What you will do: Without including any images, reproduce each entry exactly.
--- start of Input for this task ---
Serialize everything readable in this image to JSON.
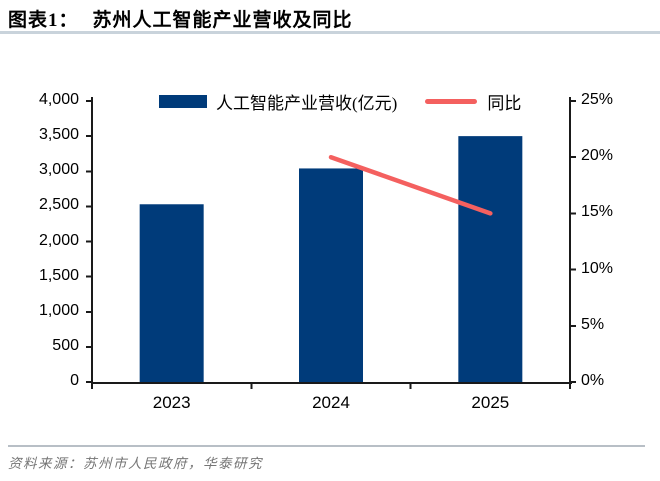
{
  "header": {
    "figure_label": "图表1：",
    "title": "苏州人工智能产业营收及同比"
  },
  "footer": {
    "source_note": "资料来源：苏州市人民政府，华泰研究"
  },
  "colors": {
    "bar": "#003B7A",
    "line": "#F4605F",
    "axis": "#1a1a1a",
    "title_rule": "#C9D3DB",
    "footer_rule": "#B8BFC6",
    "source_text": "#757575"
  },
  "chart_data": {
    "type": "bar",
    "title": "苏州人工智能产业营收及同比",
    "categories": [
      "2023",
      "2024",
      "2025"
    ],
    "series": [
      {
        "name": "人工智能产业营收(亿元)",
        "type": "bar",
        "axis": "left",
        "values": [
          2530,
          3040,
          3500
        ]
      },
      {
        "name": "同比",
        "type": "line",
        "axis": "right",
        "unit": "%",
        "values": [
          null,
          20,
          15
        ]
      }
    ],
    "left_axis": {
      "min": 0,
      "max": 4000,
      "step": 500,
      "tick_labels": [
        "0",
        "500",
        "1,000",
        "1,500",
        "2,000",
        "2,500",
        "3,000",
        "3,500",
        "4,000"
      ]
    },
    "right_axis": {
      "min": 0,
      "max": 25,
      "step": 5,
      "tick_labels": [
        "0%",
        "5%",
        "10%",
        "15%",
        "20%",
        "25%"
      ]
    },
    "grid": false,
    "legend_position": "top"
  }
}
--- end of Input for this task ---
Complete output:
Serialize everything readable in this image to JSON.
{
  "header": {
    "figure_label": "图表1：",
    "title": "苏州人工智能产业营收及同比"
  },
  "footer": {
    "source_note": "资料来源：苏州市人民政府，华泰研究"
  },
  "colors": {
    "bar": "#003B7A",
    "line": "#F4605F",
    "axis": "#1a1a1a",
    "title_rule": "#C9D3DB",
    "footer_rule": "#B8BFC6",
    "source_text": "#757575"
  },
  "chart_data": {
    "type": "bar",
    "title": "苏州人工智能产业营收及同比",
    "categories": [
      "2023",
      "2024",
      "2025"
    ],
    "series": [
      {
        "name": "人工智能产业营收(亿元)",
        "type": "bar",
        "axis": "left",
        "values": [
          2530,
          3040,
          3500
        ]
      },
      {
        "name": "同比",
        "type": "line",
        "axis": "right",
        "unit": "%",
        "values": [
          null,
          20,
          15
        ]
      }
    ],
    "left_axis": {
      "min": 0,
      "max": 4000,
      "step": 500,
      "tick_labels": [
        "0",
        "500",
        "1,000",
        "1,500",
        "2,000",
        "2,500",
        "3,000",
        "3,500",
        "4,000"
      ]
    },
    "right_axis": {
      "min": 0,
      "max": 25,
      "step": 5,
      "tick_labels": [
        "0%",
        "5%",
        "10%",
        "15%",
        "20%",
        "25%"
      ]
    },
    "grid": false,
    "legend_position": "top"
  }
}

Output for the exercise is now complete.